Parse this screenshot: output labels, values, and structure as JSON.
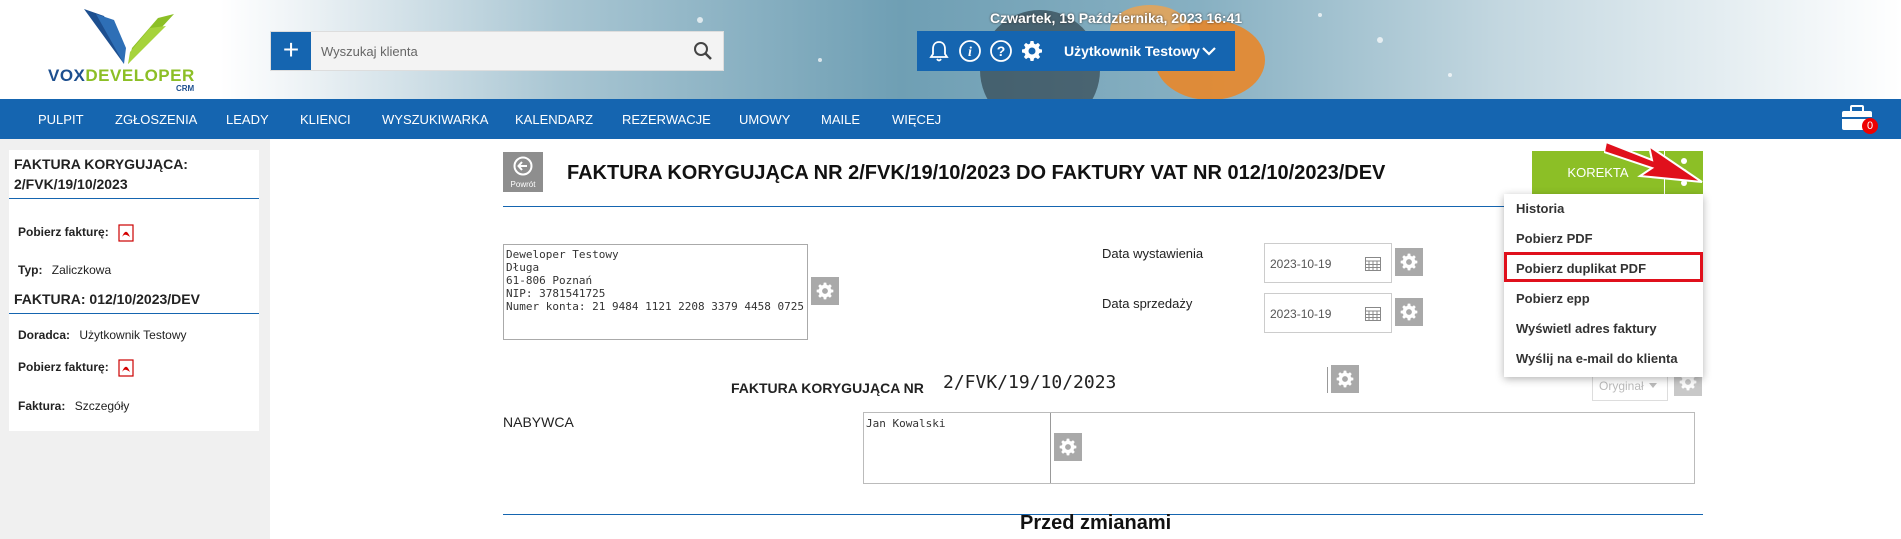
{
  "header": {
    "logo": {
      "brand_left": "VOX",
      "brand_right": "DEVELOPER",
      "brand_sub": "CRM"
    },
    "search": {
      "placeholder": "Wyszukaj klienta",
      "value": ""
    },
    "datetime": "Czwartek, 19 Października, 2023   16:41",
    "user": {
      "name": "Użytkownik Testowy"
    },
    "icons": [
      "plus-icon",
      "search-icon",
      "bell-icon",
      "info-icon",
      "help-icon",
      "gear-icon",
      "chevron-down-icon"
    ]
  },
  "nav": {
    "items": [
      "PULPIT",
      "ZGŁOSZENIA",
      "LEADY",
      "KLIENCI",
      "WYSZUKIWARKA",
      "KALENDARZ",
      "REZERWACJE",
      "UMOWY",
      "MAILE",
      "WIĘCEJ"
    ],
    "cart_badge": "0"
  },
  "sidebar": {
    "correction": {
      "title": "FAKTURA KORYGUJĄCA: 2/FVK/19/10/2023",
      "download_label": "Pobierz fakturę:",
      "type_label": "Typ:",
      "type_value": "Zaliczkowa"
    },
    "invoice": {
      "title": "FAKTURA: 012/10/2023/DEV",
      "advisor_label": "Doradca:",
      "advisor_value": "Użytkownik Testowy",
      "download_label": "Pobierz fakturę:",
      "invoice_label": "Faktura:",
      "invoice_value": "Szczegóły"
    }
  },
  "main": {
    "back_label": "Powrót",
    "title": "FAKTURA KORYGUJĄCA NR 2/FVK/19/10/2023 DO FAKTURY VAT NR 012/10/2023/DEV",
    "korekta_label": "KOREKTA",
    "seller": {
      "line1": "Deweloper Testowy",
      "line2": "Długa",
      "line3": "61-806 Poznań",
      "line4": "NIP: 3781541725",
      "line5": "Numer konta: 21 9484 1121 2208 3379 4458 0725"
    },
    "issue_date_label": "Data wystawienia",
    "issue_date": "2023-10-19",
    "sale_date_label": "Data sprzedaży",
    "sale_date": "2023-10-19",
    "correction_no_label": "FAKTURA KORYGUJĄCA NR",
    "correction_no": "2/FVK/19/10/2023",
    "copy_select": "Oryginał",
    "buyer_label": "NABYWCA",
    "buyer_name": "Jan Kowalski",
    "before_changes": "Przed zmianami"
  },
  "menu": {
    "items": [
      "Historia",
      "Pobierz PDF",
      "Pobierz duplikat PDF",
      "Pobierz epp",
      "Wyświetl adres faktury",
      "Wyślij na e-mail do klienta"
    ],
    "highlighted": "Pobierz duplikat PDF"
  },
  "colors": {
    "primary": "#1565b0",
    "accent_green": "#8cbf26",
    "highlight_red": "#e0101c",
    "gear_gray": "#a9a9a9"
  }
}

━━━━━━━━━━

_Brief_
Give all the lines above again, character for character, without pictures.

_Correct output_
Parse this screenshot: output labels, values, and structure as JSON.
{
  "header": {
    "logo": {
      "brand_left": "VOX",
      "brand_right": "DEVELOPER",
      "brand_sub": "CRM"
    },
    "search": {
      "placeholder": "Wyszukaj klienta",
      "value": ""
    },
    "datetime": "Czwartek, 19 Października, 2023   16:41",
    "user": {
      "name": "Użytkownik Testowy"
    },
    "icons": [
      "plus-icon",
      "search-icon",
      "bell-icon",
      "info-icon",
      "help-icon",
      "gear-icon",
      "chevron-down-icon"
    ]
  },
  "nav": {
    "items": [
      "PULPIT",
      "ZGŁOSZENIA",
      "LEADY",
      "KLIENCI",
      "WYSZUKIWARKA",
      "KALENDARZ",
      "REZERWACJE",
      "UMOWY",
      "MAILE",
      "WIĘCEJ"
    ],
    "cart_badge": "0"
  },
  "sidebar": {
    "correction": {
      "title": "FAKTURA KORYGUJĄCA: 2/FVK/19/10/2023",
      "download_label": "Pobierz fakturę:",
      "type_label": "Typ:",
      "type_value": "Zaliczkowa"
    },
    "invoice": {
      "title": "FAKTURA: 012/10/2023/DEV",
      "advisor_label": "Doradca:",
      "advisor_value": "Użytkownik Testowy",
      "download_label": "Pobierz fakturę:",
      "invoice_label": "Faktura:",
      "invoice_value": "Szczegóły"
    }
  },
  "main": {
    "back_label": "Powrót",
    "title": "FAKTURA KORYGUJĄCA NR 2/FVK/19/10/2023 DO FAKTURY VAT NR 012/10/2023/DEV",
    "korekta_label": "KOREKTA",
    "seller": {
      "line1": "Deweloper Testowy",
      "line2": "Długa",
      "line3": "61-806 Poznań",
      "line4": "NIP: 3781541725",
      "line5": "Numer konta: 21 9484 1121 2208 3379 4458 0725"
    },
    "issue_date_label": "Data wystawienia",
    "issue_date": "2023-10-19",
    "sale_date_label": "Data sprzedaży",
    "sale_date": "2023-10-19",
    "correction_no_label": "FAKTURA KORYGUJĄCA NR",
    "correction_no": "2/FVK/19/10/2023",
    "copy_select": "Oryginał",
    "buyer_label": "NABYWCA",
    "buyer_name": "Jan Kowalski",
    "before_changes": "Przed zmianami"
  },
  "menu": {
    "items": [
      "Historia",
      "Pobierz PDF",
      "Pobierz duplikat PDF",
      "Pobierz epp",
      "Wyświetl adres faktury",
      "Wyślij na e-mail do klienta"
    ],
    "highlighted": "Pobierz duplikat PDF"
  },
  "colors": {
    "primary": "#1565b0",
    "accent_green": "#8cbf26",
    "highlight_red": "#e0101c",
    "gear_gray": "#a9a9a9"
  }
}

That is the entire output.